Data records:
◇ ◇ ◇ ◇

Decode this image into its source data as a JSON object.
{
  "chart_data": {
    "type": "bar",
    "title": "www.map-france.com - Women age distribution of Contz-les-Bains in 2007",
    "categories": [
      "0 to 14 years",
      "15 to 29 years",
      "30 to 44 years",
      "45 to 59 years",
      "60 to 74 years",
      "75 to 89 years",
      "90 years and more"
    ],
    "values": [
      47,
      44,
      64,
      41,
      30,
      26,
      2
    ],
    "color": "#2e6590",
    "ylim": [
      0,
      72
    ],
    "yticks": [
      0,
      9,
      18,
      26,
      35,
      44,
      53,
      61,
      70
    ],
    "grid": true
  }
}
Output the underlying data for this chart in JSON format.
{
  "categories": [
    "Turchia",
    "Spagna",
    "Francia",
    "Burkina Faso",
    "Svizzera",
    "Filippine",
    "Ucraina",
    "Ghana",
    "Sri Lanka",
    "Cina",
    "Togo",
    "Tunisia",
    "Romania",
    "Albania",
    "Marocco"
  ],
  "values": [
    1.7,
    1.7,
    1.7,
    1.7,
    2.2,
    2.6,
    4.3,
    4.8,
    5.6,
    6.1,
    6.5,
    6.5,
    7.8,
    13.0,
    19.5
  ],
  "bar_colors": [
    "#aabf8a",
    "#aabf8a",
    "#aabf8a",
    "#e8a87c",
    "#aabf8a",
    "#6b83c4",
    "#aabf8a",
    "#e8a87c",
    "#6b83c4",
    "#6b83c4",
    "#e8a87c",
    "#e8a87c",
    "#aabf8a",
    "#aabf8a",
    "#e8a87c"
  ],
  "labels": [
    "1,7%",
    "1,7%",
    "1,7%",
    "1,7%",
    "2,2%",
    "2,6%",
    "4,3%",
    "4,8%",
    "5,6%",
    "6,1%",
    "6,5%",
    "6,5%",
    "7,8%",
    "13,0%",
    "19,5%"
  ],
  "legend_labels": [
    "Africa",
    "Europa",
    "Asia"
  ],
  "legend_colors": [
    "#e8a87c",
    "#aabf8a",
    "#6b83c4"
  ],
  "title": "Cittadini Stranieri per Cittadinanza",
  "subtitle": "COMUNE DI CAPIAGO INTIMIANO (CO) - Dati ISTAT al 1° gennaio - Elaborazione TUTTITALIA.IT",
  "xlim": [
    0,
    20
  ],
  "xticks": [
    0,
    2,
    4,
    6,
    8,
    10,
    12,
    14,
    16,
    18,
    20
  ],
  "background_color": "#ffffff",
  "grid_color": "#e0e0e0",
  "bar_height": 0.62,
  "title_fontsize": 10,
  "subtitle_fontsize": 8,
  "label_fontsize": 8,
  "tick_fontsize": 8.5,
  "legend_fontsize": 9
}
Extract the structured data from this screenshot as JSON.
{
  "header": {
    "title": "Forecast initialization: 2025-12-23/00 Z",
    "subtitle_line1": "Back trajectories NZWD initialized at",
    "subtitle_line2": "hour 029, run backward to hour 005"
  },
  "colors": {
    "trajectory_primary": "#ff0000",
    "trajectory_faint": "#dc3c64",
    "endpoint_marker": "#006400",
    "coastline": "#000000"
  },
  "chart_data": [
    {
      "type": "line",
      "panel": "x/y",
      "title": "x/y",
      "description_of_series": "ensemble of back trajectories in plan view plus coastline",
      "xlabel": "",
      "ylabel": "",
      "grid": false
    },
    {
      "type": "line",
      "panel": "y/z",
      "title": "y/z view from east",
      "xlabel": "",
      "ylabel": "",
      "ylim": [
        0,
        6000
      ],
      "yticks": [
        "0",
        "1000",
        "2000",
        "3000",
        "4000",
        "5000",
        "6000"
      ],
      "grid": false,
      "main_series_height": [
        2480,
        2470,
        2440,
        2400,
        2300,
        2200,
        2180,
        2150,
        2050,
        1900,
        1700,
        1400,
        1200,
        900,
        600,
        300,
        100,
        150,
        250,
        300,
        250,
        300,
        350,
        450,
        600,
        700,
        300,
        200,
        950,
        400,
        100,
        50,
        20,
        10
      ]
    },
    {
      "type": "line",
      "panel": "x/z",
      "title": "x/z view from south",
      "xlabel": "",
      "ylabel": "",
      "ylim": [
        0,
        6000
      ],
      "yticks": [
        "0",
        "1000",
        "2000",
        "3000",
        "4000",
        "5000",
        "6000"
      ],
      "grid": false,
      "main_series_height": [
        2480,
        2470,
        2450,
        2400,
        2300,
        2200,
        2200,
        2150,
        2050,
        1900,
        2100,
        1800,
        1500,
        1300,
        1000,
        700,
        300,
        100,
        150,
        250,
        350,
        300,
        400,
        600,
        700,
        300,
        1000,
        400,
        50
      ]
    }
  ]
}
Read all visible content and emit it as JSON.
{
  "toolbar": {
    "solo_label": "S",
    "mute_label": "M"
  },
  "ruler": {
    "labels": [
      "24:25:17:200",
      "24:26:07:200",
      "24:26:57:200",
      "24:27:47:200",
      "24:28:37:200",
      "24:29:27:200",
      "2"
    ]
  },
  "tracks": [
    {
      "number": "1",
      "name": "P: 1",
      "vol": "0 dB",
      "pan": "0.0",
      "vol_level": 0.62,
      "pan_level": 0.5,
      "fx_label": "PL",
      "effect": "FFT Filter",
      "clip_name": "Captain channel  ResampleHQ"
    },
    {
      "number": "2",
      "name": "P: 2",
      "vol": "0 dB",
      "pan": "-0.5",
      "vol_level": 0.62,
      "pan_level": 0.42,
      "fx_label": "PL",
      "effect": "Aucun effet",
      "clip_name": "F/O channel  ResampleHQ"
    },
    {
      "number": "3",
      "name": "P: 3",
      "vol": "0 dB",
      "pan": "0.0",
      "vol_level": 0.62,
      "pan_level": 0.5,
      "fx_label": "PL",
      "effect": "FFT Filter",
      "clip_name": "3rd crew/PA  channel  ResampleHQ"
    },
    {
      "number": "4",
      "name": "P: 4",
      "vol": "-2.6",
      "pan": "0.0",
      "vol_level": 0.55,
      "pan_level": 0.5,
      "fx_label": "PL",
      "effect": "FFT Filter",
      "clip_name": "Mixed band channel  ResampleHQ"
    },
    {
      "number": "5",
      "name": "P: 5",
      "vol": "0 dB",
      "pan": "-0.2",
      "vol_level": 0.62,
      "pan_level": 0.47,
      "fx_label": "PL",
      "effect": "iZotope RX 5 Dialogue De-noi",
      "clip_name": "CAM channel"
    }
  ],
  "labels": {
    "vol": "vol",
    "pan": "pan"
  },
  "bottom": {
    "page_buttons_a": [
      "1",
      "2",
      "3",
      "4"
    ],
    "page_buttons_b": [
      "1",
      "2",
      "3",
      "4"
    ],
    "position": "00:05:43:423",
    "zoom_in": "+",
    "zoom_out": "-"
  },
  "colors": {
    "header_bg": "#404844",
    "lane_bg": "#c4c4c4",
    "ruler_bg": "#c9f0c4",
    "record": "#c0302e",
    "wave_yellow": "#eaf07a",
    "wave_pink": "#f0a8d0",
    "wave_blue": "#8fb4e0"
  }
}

◇ ◇ ◇ ◇

Reproduce the records word for word.

Decode this image into its source data as a JSON object.
{
  "chart_data": {
    "type": "bar",
    "title": "www.map-france.com - Women age distribution of Contz-les-Bains in 2007",
    "categories": [
      "0 to 14 years",
      "15 to 29 years",
      "30 to 44 years",
      "45 to 59 years",
      "60 to 74 years",
      "75 to 89 years",
      "90 years and more"
    ],
    "values": [
      47,
      44,
      64,
      41,
      30,
      26,
      2
    ],
    "color": "#2e6590",
    "ylim": [
      0,
      72
    ],
    "yticks": [
      0,
      9,
      18,
      26,
      35,
      44,
      53,
      61,
      70
    ],
    "grid": true
  }
}
Output the underlying data for this chart in JSON format.
{
  "categories": [
    "Turchia",
    "Spagna",
    "Francia",
    "Burkina Faso",
    "Svizzera",
    "Filippine",
    "Ucraina",
    "Ghana",
    "Sri Lanka",
    "Cina",
    "Togo",
    "Tunisia",
    "Romania",
    "Albania",
    "Marocco"
  ],
  "values": [
    1.7,
    1.7,
    1.7,
    1.7,
    2.2,
    2.6,
    4.3,
    4.8,
    5.6,
    6.1,
    6.5,
    6.5,
    7.8,
    13.0,
    19.5
  ],
  "bar_colors": [
    "#aabf8a",
    "#aabf8a",
    "#aabf8a",
    "#e8a87c",
    "#aabf8a",
    "#6b83c4",
    "#aabf8a",
    "#e8a87c",
    "#6b83c4",
    "#6b83c4",
    "#e8a87c",
    "#e8a87c",
    "#aabf8a",
    "#aabf8a",
    "#e8a87c"
  ],
  "labels": [
    "1,7%",
    "1,7%",
    "1,7%",
    "1,7%",
    "2,2%",
    "2,6%",
    "4,3%",
    "4,8%",
    "5,6%",
    "6,1%",
    "6,5%",
    "6,5%",
    "7,8%",
    "13,0%",
    "19,5%"
  ],
  "legend_labels": [
    "Africa",
    "Europa",
    "Asia"
  ],
  "legend_colors": [
    "#e8a87c",
    "#aabf8a",
    "#6b83c4"
  ],
  "title": "Cittadini Stranieri per Cittadinanza",
  "subtitle": "COMUNE DI CAPIAGO INTIMIANO (CO) - Dati ISTAT al 1° gennaio - Elaborazione TUTTITALIA.IT",
  "xlim": [
    0,
    20
  ],
  "xticks": [
    0,
    2,
    4,
    6,
    8,
    10,
    12,
    14,
    16,
    18,
    20
  ],
  "background_color": "#ffffff",
  "grid_color": "#e0e0e0",
  "bar_height": 0.62,
  "title_fontsize": 10,
  "subtitle_fontsize": 8,
  "label_fontsize": 8,
  "tick_fontsize": 8.5,
  "legend_fontsize": 9
}
Extract the structured data from this screenshot as JSON.
{
  "header": {
    "title": "Forecast initialization: 2025-12-23/00 Z",
    "subtitle_line1": "Back trajectories NZWD initialized at",
    "subtitle_line2": "hour 029, run backward to hour 005"
  },
  "colors": {
    "trajectory_primary": "#ff0000",
    "trajectory_faint": "#dc3c64",
    "endpoint_marker": "#006400",
    "coastline": "#000000"
  },
  "chart_data": [
    {
      "type": "line",
      "panel": "x/y",
      "title": "x/y",
      "description_of_series": "ensemble of back trajectories in plan view plus coastline",
      "xlabel": "",
      "ylabel": "",
      "grid": false
    },
    {
      "type": "line",
      "panel": "y/z",
      "title": "y/z view from east",
      "xlabel": "",
      "ylabel": "",
      "ylim": [
        0,
        6000
      ],
      "yticks": [
        "0",
        "1000",
        "2000",
        "3000",
        "4000",
        "5000",
        "6000"
      ],
      "grid": false,
      "main_series_height": [
        2480,
        2470,
        2440,
        2400,
        2300,
        2200,
        2180,
        2150,
        2050,
        1900,
        1700,
        1400,
        1200,
        900,
        600,
        300,
        100,
        150,
        250,
        300,
        250,
        300,
        350,
        450,
        600,
        700,
        300,
        200,
        950,
        400,
        100,
        50,
        20,
        10
      ]
    },
    {
      "type": "line",
      "panel": "x/z",
      "title": "x/z view from south",
      "xlabel": "",
      "ylabel": "",
      "ylim": [
        0,
        6000
      ],
      "yticks": [
        "0",
        "1000",
        "2000",
        "3000",
        "4000",
        "5000",
        "6000"
      ],
      "grid": false,
      "main_series_height": [
        2480,
        2470,
        2450,
        2400,
        2300,
        2200,
        2200,
        2150,
        2050,
        1900,
        2100,
        1800,
        1500,
        1300,
        1000,
        700,
        300,
        100,
        150,
        250,
        350,
        300,
        400,
        600,
        700,
        300,
        1000,
        400,
        50
      ]
    }
  ]
}
Read all visible content and emit it as JSON.
{
  "toolbar": {
    "solo_label": "S",
    "mute_label": "M"
  },
  "ruler": {
    "labels": [
      "24:25:17:200",
      "24:26:07:200",
      "24:26:57:200",
      "24:27:47:200",
      "24:28:37:200",
      "24:29:27:200",
      "2"
    ]
  },
  "tracks": [
    {
      "number": "1",
      "name": "P: 1",
      "vol": "0 dB",
      "pan": "0.0",
      "vol_level": 0.62,
      "pan_level": 0.5,
      "fx_label": "PL",
      "effect": "FFT Filter",
      "clip_name": "Captain channel  ResampleHQ"
    },
    {
      "number": "2",
      "name": "P: 2",
      "vol": "0 dB",
      "pan": "-0.5",
      "vol_level": 0.62,
      "pan_level": 0.42,
      "fx_label": "PL",
      "effect": "Aucun effet",
      "clip_name": "F/O channel  ResampleHQ"
    },
    {
      "number": "3",
      "name": "P: 3",
      "vol": "0 dB",
      "pan": "0.0",
      "vol_level": 0.62,
      "pan_level": 0.5,
      "fx_label": "PL",
      "effect": "FFT Filter",
      "clip_name": "3rd crew/PA  channel  ResampleHQ"
    },
    {
      "number": "4",
      "name": "P: 4",
      "vol": "-2.6",
      "pan": "0.0",
      "vol_level": 0.55,
      "pan_level": 0.5,
      "fx_label": "PL",
      "effect": "FFT Filter",
      "clip_name": "Mixed band channel  ResampleHQ"
    },
    {
      "number": "5",
      "name": "P: 5",
      "vol": "0 dB",
      "pan": "-0.2",
      "vol_level": 0.62,
      "pan_level": 0.47,
      "fx_label": "PL",
      "effect": "iZotope RX 5 Dialogue De-noi",
      "clip_name": "CAM channel"
    }
  ],
  "labels": {
    "vol": "vol",
    "pan": "pan"
  },
  "bottom": {
    "page_buttons_a": [
      "1",
      "2",
      "3",
      "4"
    ],
    "page_buttons_b": [
      "1",
      "2",
      "3",
      "4"
    ],
    "position": "00:05:43:423",
    "zoom_in": "+",
    "zoom_out": "-"
  },
  "colors": {
    "header_bg": "#404844",
    "lane_bg": "#c4c4c4",
    "ruler_bg": "#c9f0c4",
    "record": "#c0302e",
    "wave_yellow": "#eaf07a",
    "wave_pink": "#f0a8d0",
    "wave_blue": "#8fb4e0"
  }
}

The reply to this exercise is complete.